___ SUPPLIED MATERIAL ___
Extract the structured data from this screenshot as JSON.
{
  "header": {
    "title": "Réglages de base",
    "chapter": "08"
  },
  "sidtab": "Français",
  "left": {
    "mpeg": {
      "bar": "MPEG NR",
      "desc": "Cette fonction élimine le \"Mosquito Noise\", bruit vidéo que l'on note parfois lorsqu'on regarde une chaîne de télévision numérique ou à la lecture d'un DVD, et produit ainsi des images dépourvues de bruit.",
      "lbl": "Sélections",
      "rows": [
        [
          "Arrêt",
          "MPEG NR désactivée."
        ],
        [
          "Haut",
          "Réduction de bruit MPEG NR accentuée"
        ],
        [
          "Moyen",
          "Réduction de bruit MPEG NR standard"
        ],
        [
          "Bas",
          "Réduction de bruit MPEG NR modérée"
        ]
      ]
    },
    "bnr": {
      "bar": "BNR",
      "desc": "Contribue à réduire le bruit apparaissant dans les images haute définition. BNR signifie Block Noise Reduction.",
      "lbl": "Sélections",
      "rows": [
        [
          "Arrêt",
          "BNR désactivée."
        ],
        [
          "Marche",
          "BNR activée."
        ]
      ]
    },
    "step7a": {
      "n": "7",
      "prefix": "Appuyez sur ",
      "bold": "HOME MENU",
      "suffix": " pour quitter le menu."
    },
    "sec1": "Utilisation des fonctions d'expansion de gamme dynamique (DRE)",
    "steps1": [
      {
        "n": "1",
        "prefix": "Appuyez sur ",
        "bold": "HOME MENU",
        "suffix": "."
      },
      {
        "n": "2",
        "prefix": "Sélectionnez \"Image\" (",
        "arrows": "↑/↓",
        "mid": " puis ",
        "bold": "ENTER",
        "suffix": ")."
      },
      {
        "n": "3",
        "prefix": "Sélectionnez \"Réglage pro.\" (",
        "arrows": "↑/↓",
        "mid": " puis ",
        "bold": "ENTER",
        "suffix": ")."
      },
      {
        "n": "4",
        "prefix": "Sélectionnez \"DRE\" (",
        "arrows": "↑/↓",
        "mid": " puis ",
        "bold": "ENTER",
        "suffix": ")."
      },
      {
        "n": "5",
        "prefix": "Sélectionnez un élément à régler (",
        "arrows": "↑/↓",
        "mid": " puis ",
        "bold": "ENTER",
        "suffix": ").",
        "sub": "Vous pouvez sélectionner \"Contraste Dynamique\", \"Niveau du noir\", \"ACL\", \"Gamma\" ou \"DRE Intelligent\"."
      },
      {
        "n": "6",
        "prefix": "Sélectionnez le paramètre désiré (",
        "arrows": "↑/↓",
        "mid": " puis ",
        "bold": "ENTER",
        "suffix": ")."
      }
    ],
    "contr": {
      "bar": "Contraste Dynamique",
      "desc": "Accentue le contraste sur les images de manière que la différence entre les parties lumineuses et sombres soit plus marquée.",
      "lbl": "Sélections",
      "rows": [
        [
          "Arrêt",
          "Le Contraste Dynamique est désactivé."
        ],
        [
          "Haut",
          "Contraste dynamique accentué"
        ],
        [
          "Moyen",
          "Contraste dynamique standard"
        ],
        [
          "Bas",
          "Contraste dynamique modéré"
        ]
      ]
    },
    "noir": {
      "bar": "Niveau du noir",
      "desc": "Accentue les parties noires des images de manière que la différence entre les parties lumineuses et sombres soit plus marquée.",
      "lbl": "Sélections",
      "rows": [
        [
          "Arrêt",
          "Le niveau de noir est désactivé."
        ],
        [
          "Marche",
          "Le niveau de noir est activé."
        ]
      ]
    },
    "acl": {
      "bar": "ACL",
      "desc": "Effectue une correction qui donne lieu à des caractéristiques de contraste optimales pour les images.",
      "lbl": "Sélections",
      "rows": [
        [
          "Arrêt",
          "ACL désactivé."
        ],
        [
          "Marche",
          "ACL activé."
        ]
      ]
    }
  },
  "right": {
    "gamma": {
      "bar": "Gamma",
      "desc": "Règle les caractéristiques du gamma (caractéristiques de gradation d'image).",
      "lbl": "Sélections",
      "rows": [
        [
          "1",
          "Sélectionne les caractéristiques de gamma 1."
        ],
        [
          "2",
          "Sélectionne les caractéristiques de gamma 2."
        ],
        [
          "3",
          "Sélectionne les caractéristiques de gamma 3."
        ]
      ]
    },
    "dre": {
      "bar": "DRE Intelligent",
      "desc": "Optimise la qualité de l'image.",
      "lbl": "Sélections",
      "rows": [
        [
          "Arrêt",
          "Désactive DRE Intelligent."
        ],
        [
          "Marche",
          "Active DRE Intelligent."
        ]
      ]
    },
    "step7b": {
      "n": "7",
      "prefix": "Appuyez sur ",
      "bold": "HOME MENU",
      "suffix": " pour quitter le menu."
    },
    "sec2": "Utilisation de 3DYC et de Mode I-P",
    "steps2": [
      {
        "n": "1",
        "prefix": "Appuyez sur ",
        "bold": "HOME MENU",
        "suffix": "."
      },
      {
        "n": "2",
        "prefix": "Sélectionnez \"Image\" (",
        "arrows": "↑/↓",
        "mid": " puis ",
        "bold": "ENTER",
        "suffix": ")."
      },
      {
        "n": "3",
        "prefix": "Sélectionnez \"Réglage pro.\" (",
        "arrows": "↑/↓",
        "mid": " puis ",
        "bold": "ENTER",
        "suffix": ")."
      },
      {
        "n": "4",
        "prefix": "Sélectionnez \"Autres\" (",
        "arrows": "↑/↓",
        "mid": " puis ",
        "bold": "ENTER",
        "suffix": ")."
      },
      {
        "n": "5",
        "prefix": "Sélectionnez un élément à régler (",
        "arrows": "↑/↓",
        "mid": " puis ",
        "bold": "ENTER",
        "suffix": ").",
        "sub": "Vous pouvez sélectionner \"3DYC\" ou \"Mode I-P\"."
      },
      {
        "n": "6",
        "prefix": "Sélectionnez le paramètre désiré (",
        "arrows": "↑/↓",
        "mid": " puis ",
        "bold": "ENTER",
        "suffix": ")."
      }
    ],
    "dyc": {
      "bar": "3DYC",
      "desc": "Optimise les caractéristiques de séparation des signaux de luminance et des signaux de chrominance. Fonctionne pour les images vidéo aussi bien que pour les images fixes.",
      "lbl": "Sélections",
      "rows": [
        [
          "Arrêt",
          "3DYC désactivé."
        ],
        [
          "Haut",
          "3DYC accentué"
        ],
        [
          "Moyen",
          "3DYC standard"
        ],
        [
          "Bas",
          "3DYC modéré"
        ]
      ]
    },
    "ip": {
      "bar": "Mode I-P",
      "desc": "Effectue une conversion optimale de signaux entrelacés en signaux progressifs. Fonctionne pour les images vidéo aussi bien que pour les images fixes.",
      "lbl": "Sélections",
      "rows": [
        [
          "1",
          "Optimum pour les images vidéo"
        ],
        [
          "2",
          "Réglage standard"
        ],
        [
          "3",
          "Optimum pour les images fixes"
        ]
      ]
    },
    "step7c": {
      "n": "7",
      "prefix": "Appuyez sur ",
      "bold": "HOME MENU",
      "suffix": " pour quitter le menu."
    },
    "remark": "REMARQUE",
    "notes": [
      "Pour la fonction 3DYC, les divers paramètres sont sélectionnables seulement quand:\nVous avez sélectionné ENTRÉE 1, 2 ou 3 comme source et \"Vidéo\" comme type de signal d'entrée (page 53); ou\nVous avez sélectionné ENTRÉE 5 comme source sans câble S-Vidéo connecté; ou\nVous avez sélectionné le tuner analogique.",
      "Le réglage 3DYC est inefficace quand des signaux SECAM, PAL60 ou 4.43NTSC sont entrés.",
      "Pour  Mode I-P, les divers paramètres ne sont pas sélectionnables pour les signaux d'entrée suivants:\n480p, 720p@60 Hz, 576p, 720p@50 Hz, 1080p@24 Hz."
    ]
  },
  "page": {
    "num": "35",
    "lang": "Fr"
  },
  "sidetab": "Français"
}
___
=== WRITTEN INSTRUCTION ===
Extract the complete listing above, reproducing each line exactly.

=== SOLUTION TO THIS PROBLEM ===
Extract the structured data from this screenshot as JSON.
{
  "header": {
    "title": "Réglages de base",
    "chapter": "08"
  },
  "sidtab": "Français",
  "left": {
    "mpeg": {
      "bar": "MPEG NR",
      "desc": "Cette fonction élimine le \"Mosquito Noise\", bruit vidéo que l'on note parfois lorsqu'on regarde une chaîne de télévision numérique ou à la lecture d'un DVD, et produit ainsi des images dépourvues de bruit.",
      "lbl": "Sélections",
      "rows": [
        [
          "Arrêt",
          "MPEG NR désactivée."
        ],
        [
          "Haut",
          "Réduction de bruit MPEG NR accentuée"
        ],
        [
          "Moyen",
          "Réduction de bruit MPEG NR standard"
        ],
        [
          "Bas",
          "Réduction de bruit MPEG NR modérée"
        ]
      ]
    },
    "bnr": {
      "bar": "BNR",
      "desc": "Contribue à réduire le bruit apparaissant dans les images haute définition. BNR signifie Block Noise Reduction.",
      "lbl": "Sélections",
      "rows": [
        [
          "Arrêt",
          "BNR désactivée."
        ],
        [
          "Marche",
          "BNR activée."
        ]
      ]
    },
    "step7a": {
      "n": "7",
      "prefix": "Appuyez sur ",
      "bold": "HOME MENU",
      "suffix": " pour quitter le menu."
    },
    "sec1": "Utilisation des fonctions d'expansion de gamme dynamique (DRE)",
    "steps1": [
      {
        "n": "1",
        "prefix": "Appuyez sur ",
        "bold": "HOME MENU",
        "suffix": "."
      },
      {
        "n": "2",
        "prefix": "Sélectionnez \"Image\" (",
        "arrows": "↑/↓",
        "mid": " puis ",
        "bold": "ENTER",
        "suffix": ")."
      },
      {
        "n": "3",
        "prefix": "Sélectionnez \"Réglage pro.\" (",
        "arrows": "↑/↓",
        "mid": " puis ",
        "bold": "ENTER",
        "suffix": ")."
      },
      {
        "n": "4",
        "prefix": "Sélectionnez \"DRE\" (",
        "arrows": "↑/↓",
        "mid": " puis ",
        "bold": "ENTER",
        "suffix": ")."
      },
      {
        "n": "5",
        "prefix": "Sélectionnez un élément à régler (",
        "arrows": "↑/↓",
        "mid": " puis ",
        "bold": "ENTER",
        "suffix": ").",
        "sub": "Vous pouvez sélectionner \"Contraste Dynamique\", \"Niveau du noir\", \"ACL\", \"Gamma\" ou \"DRE Intelligent\"."
      },
      {
        "n": "6",
        "prefix": "Sélectionnez le paramètre désiré (",
        "arrows": "↑/↓",
        "mid": " puis ",
        "bold": "ENTER",
        "suffix": ")."
      }
    ],
    "contr": {
      "bar": "Contraste Dynamique",
      "desc": "Accentue le contraste sur les images de manière que la différence entre les parties lumineuses et sombres soit plus marquée.",
      "lbl": "Sélections",
      "rows": [
        [
          "Arrêt",
          "Le Contraste Dynamique est désactivé."
        ],
        [
          "Haut",
          "Contraste dynamique accentué"
        ],
        [
          "Moyen",
          "Contraste dynamique standard"
        ],
        [
          "Bas",
          "Contraste dynamique modéré"
        ]
      ]
    },
    "noir": {
      "bar": "Niveau du noir",
      "desc": "Accentue les parties noires des images de manière que la différence entre les parties lumineuses et sombres soit plus marquée.",
      "lbl": "Sélections",
      "rows": [
        [
          "Arrêt",
          "Le niveau de noir est désactivé."
        ],
        [
          "Marche",
          "Le niveau de noir est activé."
        ]
      ]
    },
    "acl": {
      "bar": "ACL",
      "desc": "Effectue une correction qui donne lieu à des caractéristiques de contraste optimales pour les images.",
      "lbl": "Sélections",
      "rows": [
        [
          "Arrêt",
          "ACL désactivé."
        ],
        [
          "Marche",
          "ACL activé."
        ]
      ]
    }
  },
  "right": {
    "gamma": {
      "bar": "Gamma",
      "desc": "Règle les caractéristiques du gamma (caractéristiques de gradation d'image).",
      "lbl": "Sélections",
      "rows": [
        [
          "1",
          "Sélectionne les caractéristiques de gamma 1."
        ],
        [
          "2",
          "Sélectionne les caractéristiques de gamma 2."
        ],
        [
          "3",
          "Sélectionne les caractéristiques de gamma 3."
        ]
      ]
    },
    "dre": {
      "bar": "DRE Intelligent",
      "desc": "Optimise la qualité de l'image.",
      "lbl": "Sélections",
      "rows": [
        [
          "Arrêt",
          "Désactive DRE Intelligent."
        ],
        [
          "Marche",
          "Active DRE Intelligent."
        ]
      ]
    },
    "step7b": {
      "n": "7",
      "prefix": "Appuyez sur ",
      "bold": "HOME MENU",
      "suffix": " pour quitter le menu."
    },
    "sec2": "Utilisation de 3DYC et de Mode I-P",
    "steps2": [
      {
        "n": "1",
        "prefix": "Appuyez sur ",
        "bold": "HOME MENU",
        "suffix": "."
      },
      {
        "n": "2",
        "prefix": "Sélectionnez \"Image\" (",
        "arrows": "↑/↓",
        "mid": " puis ",
        "bold": "ENTER",
        "suffix": ")."
      },
      {
        "n": "3",
        "prefix": "Sélectionnez \"Réglage pro.\" (",
        "arrows": "↑/↓",
        "mid": " puis ",
        "bold": "ENTER",
        "suffix": ")."
      },
      {
        "n": "4",
        "prefix": "Sélectionnez \"Autres\" (",
        "arrows": "↑/↓",
        "mid": " puis ",
        "bold": "ENTER",
        "suffix": ")."
      },
      {
        "n": "5",
        "prefix": "Sélectionnez un élément à régler (",
        "arrows": "↑/↓",
        "mid": " puis ",
        "bold": "ENTER",
        "suffix": ").",
        "sub": "Vous pouvez sélectionner \"3DYC\" ou \"Mode I-P\"."
      },
      {
        "n": "6",
        "prefix": "Sélectionnez le paramètre désiré (",
        "arrows": "↑/↓",
        "mid": " puis ",
        "bold": "ENTER",
        "suffix": ")."
      }
    ],
    "dyc": {
      "bar": "3DYC",
      "desc": "Optimise les caractéristiques de séparation des signaux de luminance et des signaux de chrominance. Fonctionne pour les images vidéo aussi bien que pour les images fixes.",
      "lbl": "Sélections",
      "rows": [
        [
          "Arrêt",
          "3DYC désactivé."
        ],
        [
          "Haut",
          "3DYC accentué"
        ],
        [
          "Moyen",
          "3DYC standard"
        ],
        [
          "Bas",
          "3DYC modéré"
        ]
      ]
    },
    "ip": {
      "bar": "Mode I-P",
      "desc": "Effectue une conversion optimale de signaux entrelacés en signaux progressifs. Fonctionne pour les images vidéo aussi bien que pour les images fixes.",
      "lbl": "Sélections",
      "rows": [
        [
          "1",
          "Optimum pour les images vidéo"
        ],
        [
          "2",
          "Réglage standard"
        ],
        [
          "3",
          "Optimum pour les images fixes"
        ]
      ]
    },
    "step7c": {
      "n": "7",
      "prefix": "Appuyez sur ",
      "bold": "HOME MENU",
      "suffix": " pour quitter le menu."
    },
    "remark": "REMARQUE",
    "notes": [
      "Pour la fonction 3DYC, les divers paramètres sont sélectionnables seulement quand:\nVous avez sélectionné ENTRÉE 1, 2 ou 3 comme source et \"Vidéo\" comme type de signal d'entrée (page 53); ou\nVous avez sélectionné ENTRÉE 5 comme source sans câble S-Vidéo connecté; ou\nVous avez sélectionné le tuner analogique.",
      "Le réglage 3DYC est inefficace quand des signaux SECAM, PAL60 ou 4.43NTSC sont entrés.",
      "Pour  Mode I-P, les divers paramètres ne sont pas sélectionnables pour les signaux d'entrée suivants:\n480p, 720p@60 Hz, 576p, 720p@50 Hz, 1080p@24 Hz."
    ]
  },
  "page": {
    "num": "35",
    "lang": "Fr"
  },
  "sidetab": "Français"
}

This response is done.